# 原文抜粋
------------
図1】本開示による階段状SLバッファを有するGaN系パワーHEMT(またはダイオード)スタックの概略的な例を示す。
図2】本開示による等価アルミニウム含有量を計算するための式の例を示す。
図3】2つのSL積層体を有する本開示による実施例1を示しており、等価Al%の差は、SLユニットの最上層のAl含有量を変化させることによって達成される。
図4図3の構造に関する、25℃および150℃での縦方向バッファ耐圧(Vbd)測定結果を示す。
図5】2つのSL積層体を有する本開示による実施例2を示しており、等価Al%の差は、SLユニットの最上層の厚さを変化させることによって達成される。
図6図5の構造に関する、25℃および150℃での縦方向バッファ耐圧(Vbd)測定結果を示す。
図7】単一のSL積層体を有する基準スタックを示す。
図8】単一のSL積層体を有する基準スタックを示す。
図9】両方のバイアス極性における25℃および150℃のそれぞれ2つの実施例および基準のVbd測定の概要を示す。
図10】本開示による階段状SLバッファの実施形態を構築する際の、その場ウエハ曲率の経時的な変化を示す。
------------
# 指示文 1
図面の説明によると、実施例1では等価Al%の差を何によって達成していますか?
# 指示文 2
図面の説明の「図5】2つのSL積層体を有す」から「準のVbd測定の概要を示す。」までを両端も含めて書き出し、「最上層」を「最表層」に改めてください。

コレクションから抜粋したエントリ:
------------
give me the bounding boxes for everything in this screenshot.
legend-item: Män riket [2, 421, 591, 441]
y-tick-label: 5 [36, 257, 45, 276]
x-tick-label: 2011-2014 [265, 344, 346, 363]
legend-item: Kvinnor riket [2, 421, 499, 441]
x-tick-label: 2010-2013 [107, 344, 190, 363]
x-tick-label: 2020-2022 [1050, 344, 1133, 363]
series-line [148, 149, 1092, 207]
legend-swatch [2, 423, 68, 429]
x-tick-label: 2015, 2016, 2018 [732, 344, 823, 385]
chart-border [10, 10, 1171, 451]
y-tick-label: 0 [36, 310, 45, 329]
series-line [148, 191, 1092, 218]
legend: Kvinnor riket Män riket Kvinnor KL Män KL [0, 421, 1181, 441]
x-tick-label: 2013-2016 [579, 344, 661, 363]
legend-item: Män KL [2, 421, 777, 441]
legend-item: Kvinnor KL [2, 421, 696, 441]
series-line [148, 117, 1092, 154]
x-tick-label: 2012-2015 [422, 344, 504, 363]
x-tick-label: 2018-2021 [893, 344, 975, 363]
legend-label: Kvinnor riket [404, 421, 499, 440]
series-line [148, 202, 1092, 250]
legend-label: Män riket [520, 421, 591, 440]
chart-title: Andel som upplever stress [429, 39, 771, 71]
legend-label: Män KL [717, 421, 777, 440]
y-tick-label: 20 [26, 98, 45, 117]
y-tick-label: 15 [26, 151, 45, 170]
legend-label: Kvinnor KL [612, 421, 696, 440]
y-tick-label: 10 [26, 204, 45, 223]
------------
# 解答例 1
SLユニットの最上層のAl含有量を変化させることによって達成しています。

# 解答例 2
図5】2つのSL積層体を有する本開示による実施例2を示しており、等価Al%の差は、SLユニットの最表層の厚さを変化させることによって達成される。
図6図5の構造に関する、25℃および150℃での縦方向バッファ耐圧(Vbd)測定結果を示す。
図7】単一のSL積層体を有する基準スタックを示す。
図8】単一のSL積層体を有する基準スタックを示す。
図9】両方のバイアス極性における25℃および150℃のそれぞれ2つの実施例および基準のVbd測定の概要を示す。